What the task asks.
Go through the entries below and write each one out exactly.

[Dataset items]
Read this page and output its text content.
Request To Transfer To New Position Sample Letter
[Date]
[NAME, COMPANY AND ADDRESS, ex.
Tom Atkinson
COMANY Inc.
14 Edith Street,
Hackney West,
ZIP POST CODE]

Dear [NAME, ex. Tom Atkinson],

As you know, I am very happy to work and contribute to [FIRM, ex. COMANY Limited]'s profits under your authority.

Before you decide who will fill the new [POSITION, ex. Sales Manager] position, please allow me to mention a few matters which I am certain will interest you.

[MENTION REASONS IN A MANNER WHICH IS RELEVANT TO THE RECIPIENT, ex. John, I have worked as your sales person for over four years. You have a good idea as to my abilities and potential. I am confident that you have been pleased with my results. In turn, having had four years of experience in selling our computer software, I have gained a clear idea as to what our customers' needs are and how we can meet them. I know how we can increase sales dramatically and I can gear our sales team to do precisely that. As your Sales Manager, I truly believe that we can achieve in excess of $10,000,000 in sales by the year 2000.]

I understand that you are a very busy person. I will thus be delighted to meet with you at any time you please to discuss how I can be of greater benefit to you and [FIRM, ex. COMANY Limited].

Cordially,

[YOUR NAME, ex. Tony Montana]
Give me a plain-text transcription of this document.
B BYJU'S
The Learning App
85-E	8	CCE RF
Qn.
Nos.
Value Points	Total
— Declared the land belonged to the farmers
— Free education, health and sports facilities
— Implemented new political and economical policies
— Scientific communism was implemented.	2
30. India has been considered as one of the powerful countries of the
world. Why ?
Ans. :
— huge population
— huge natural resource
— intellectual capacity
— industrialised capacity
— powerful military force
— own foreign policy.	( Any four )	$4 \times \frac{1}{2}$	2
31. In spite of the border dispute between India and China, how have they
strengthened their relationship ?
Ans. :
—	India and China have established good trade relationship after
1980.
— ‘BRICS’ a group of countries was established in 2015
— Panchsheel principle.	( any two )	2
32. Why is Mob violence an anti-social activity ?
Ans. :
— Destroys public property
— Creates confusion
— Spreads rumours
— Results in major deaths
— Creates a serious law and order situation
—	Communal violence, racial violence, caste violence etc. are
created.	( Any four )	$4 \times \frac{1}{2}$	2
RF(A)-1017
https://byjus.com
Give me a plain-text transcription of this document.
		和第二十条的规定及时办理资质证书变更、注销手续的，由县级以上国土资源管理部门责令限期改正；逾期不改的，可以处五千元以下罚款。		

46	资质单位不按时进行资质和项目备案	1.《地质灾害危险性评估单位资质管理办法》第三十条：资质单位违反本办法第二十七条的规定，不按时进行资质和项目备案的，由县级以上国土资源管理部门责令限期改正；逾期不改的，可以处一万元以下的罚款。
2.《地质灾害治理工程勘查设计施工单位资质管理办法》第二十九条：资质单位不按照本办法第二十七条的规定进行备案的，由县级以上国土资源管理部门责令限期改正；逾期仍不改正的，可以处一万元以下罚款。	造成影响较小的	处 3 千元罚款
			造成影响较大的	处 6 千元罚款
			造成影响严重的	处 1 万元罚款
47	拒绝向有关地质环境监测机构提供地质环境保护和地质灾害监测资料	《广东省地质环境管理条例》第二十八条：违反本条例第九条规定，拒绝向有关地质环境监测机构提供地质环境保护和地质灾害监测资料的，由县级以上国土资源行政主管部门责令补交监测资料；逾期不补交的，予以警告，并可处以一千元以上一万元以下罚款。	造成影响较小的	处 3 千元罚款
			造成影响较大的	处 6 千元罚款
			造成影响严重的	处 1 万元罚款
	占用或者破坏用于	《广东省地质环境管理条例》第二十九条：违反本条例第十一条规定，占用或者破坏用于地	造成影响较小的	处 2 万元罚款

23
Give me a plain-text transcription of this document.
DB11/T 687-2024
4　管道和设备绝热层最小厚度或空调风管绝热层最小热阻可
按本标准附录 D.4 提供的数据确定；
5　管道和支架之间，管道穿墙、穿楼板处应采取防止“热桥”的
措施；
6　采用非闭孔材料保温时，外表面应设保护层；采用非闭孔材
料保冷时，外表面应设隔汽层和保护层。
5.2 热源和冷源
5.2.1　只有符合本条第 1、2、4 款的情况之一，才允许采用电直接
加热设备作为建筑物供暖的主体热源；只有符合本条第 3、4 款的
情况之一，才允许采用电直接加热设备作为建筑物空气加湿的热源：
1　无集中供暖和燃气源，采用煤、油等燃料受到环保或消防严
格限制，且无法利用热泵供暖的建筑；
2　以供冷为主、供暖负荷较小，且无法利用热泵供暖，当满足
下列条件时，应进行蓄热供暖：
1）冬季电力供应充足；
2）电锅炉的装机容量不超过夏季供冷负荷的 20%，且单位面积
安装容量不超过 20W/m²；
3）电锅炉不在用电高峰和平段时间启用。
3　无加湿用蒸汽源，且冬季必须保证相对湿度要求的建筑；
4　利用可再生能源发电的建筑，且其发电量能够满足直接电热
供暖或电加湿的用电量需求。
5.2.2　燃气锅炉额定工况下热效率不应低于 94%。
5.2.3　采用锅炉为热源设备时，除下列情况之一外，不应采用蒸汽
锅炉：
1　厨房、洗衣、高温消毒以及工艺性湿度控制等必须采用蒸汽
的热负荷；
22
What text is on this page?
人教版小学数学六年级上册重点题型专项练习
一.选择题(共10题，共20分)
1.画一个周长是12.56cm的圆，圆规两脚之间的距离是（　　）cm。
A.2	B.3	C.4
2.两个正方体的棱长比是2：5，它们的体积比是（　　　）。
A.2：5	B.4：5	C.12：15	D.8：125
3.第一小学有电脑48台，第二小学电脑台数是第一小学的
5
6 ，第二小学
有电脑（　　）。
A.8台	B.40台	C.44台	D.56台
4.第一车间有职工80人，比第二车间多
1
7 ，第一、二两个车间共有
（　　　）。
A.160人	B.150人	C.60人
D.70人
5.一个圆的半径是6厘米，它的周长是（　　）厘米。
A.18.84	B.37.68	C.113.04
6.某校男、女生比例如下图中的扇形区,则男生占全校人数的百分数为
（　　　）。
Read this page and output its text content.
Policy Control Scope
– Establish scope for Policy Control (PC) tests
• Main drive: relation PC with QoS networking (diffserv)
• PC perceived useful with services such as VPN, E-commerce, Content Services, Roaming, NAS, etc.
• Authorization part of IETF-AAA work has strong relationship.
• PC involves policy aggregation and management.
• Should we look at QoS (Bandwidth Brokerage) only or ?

Response.
Read this page and output its text content.
Request To Transfer To New Position Sample Letter
[Date]
[NAME, COMPANY AND ADDRESS, ex.
Tom Atkinson
COMANY Inc.
14 Edith Street,
Hackney West,
ZIP POST CODE]

Dear [NAME, ex. Tom Atkinson],

As you know, I am very happy to work and contribute to [FIRM, ex. COMANY Limited]'s profits under your authority.

Before you decide who will fill the new [POSITION, ex. Sales Manager] position, please allow me to mention a few matters which I am certain will interest you.

[MENTION REASONS IN A MANNER WHICH IS RELEVANT TO THE RECIPIENT, ex. John, I have worked as your sales person for over four years. You have a good idea as to my abilities and potential. I am confident that you have been pleased with my results. In turn, having had four years of experience in selling our computer software, I have gained a clear idea as to what our customers' needs are and how we can meet them. I know how we can increase sales dramatically and I can gear our sales team to do precisely that. As your Sales Manager, I truly believe that we can achieve in excess of $10,000,000 in sales by the year 2000.]

I understand that you are a very busy person. I will thus be delighted to meet with you at any time you please to discuss how I can be of greater benefit to you and [FIRM, ex. COMANY Limited].

Cordially,

[YOUR NAME, ex. Tony Montana]
Give me a plain-text transcription of this document.
B BYJU'S
The Learning App
85-E	8	CCE RF
Qn.
Nos.
Value Points	Total
— Declared the land belonged to the farmers
— Free education, health and sports facilities
— Implemented new political and economical policies
— Scientific communism was implemented.	2
30. India has been considered as one of the powerful countries of the
world. Why ?
Ans. :
— huge population
— huge natural resource
— intellectual capacity
— industrialised capacity
— powerful military force
— own foreign policy.	( Any four )	$4 \times \frac{1}{2}$	2
31. In spite of the border dispute between India and China, how have they
strengthened their relationship ?
Ans. :
—	India and China have established good trade relationship after
1980.
— ‘BRICS’ a group of countries was established in 2015
— Panchsheel principle.	( any two )	2
32. Why is Mob violence an anti-social activity ?
Ans. :
— Destroys public property
— Creates confusion
— Spreads rumours
— Results in major deaths
— Creates a serious law and order situation
—	Communal violence, racial violence, caste violence etc. are
created.	( Any four )	$4 \times \frac{1}{2}$	2
RF(A)-1017
https://byjus.com
Give me a plain-text transcription of this document.
		和第二十条的规定及时办理资质证书变更、注销手续的，由县级以上国土资源管理部门责令限期改正；逾期不改的，可以处五千元以下罚款。		

46	资质单位不按时进行资质和项目备案	1.《地质灾害危险性评估单位资质管理办法》第三十条：资质单位违反本办法第二十七条的规定，不按时进行资质和项目备案的，由县级以上国土资源管理部门责令限期改正；逾期不改的，可以处一万元以下的罚款。
2.《地质灾害治理工程勘查设计施工单位资质管理办法》第二十九条：资质单位不按照本办法第二十七条的规定进行备案的，由县级以上国土资源管理部门责令限期改正；逾期仍不改正的，可以处一万元以下罚款。	造成影响较小的	处 3 千元罚款
			造成影响较大的	处 6 千元罚款
			造成影响严重的	处 1 万元罚款
47	拒绝向有关地质环境监测机构提供地质环境保护和地质灾害监测资料	《广东省地质环境管理条例》第二十八条：违反本条例第九条规定，拒绝向有关地质环境监测机构提供地质环境保护和地质灾害监测资料的，由县级以上国土资源行政主管部门责令补交监测资料；逾期不补交的，予以警告，并可处以一千元以上一万元以下罚款。	造成影响较小的	处 3 千元罚款
			造成影响较大的	处 6 千元罚款
			造成影响严重的	处 1 万元罚款
	占用或者破坏用于	《广东省地质环境管理条例》第二十九条：违反本条例第十一条规定，占用或者破坏用于地	造成影响较小的	处 2 万元罚款

23
Give me a plain-text transcription of this document.
DB11/T 687-2024
4　管道和设备绝热层最小厚度或空调风管绝热层最小热阻可
按本标准附录 D.4 提供的数据确定；
5　管道和支架之间，管道穿墙、穿楼板处应采取防止“热桥”的
措施；
6　采用非闭孔材料保温时，外表面应设保护层；采用非闭孔材
料保冷时，外表面应设隔汽层和保护层。
5.2 热源和冷源
5.2.1　只有符合本条第 1、2、4 款的情况之一，才允许采用电直接
加热设备作为建筑物供暖的主体热源；只有符合本条第 3、4 款的
情况之一，才允许采用电直接加热设备作为建筑物空气加湿的热源：
1　无集中供暖和燃气源，采用煤、油等燃料受到环保或消防严
格限制，且无法利用热泵供暖的建筑；
2　以供冷为主、供暖负荷较小，且无法利用热泵供暖，当满足
下列条件时，应进行蓄热供暖：
1）冬季电力供应充足；
2）电锅炉的装机容量不超过夏季供冷负荷的 20%，且单位面积
安装容量不超过 20W/m²；
3）电锅炉不在用电高峰和平段时间启用。
3　无加湿用蒸汽源，且冬季必须保证相对湿度要求的建筑；
4　利用可再生能源发电的建筑，且其发电量能够满足直接电热
供暖或电加湿的用电量需求。
5.2.2　燃气锅炉额定工况下热效率不应低于 94%。
5.2.3　采用锅炉为热源设备时，除下列情况之一外，不应采用蒸汽
锅炉：
1　厨房、洗衣、高温消毒以及工艺性湿度控制等必须采用蒸汽
的热负荷；
22
What text is on this page?
人教版小学数学六年级上册重点题型专项练习
一.选择题(共10题，共20分)
1.画一个周长是12.56cm的圆，圆规两脚之间的距离是（　　）cm。
A.2	B.3	C.4
2.两个正方体的棱长比是2：5，它们的体积比是（　　　）。
A.2：5	B.4：5	C.12：15	D.8：125
3.第一小学有电脑48台，第二小学电脑台数是第一小学的
5
6 ，第二小学
有电脑（　　）。
A.8台	B.40台	C.44台	D.56台
4.第一车间有职工80人，比第二车间多
1
7 ，第一、二两个车间共有
（　　　）。
A.160人	B.150人	C.60人
D.70人
5.一个圆的半径是6厘米，它的周长是（　　）厘米。
A.18.84	B.37.68	C.113.04
6.某校男、女生比例如下图中的扇形区,则男生占全校人数的百分数为
（　　　）。
Read this page and output its text content.
Policy Control Scope
– Establish scope for Policy Control (PC) tests
• Main drive: relation PC with QoS networking (diffserv)
• PC perceived useful with services such as VPN, E-commerce, Content Services, Roaming, NAS, etc.
• Authorization part of IETF-AAA work has strong relationship.
• PC involves policy aggregation and management.
• Should we look at QoS (Bandwidth Brokerage) only or ?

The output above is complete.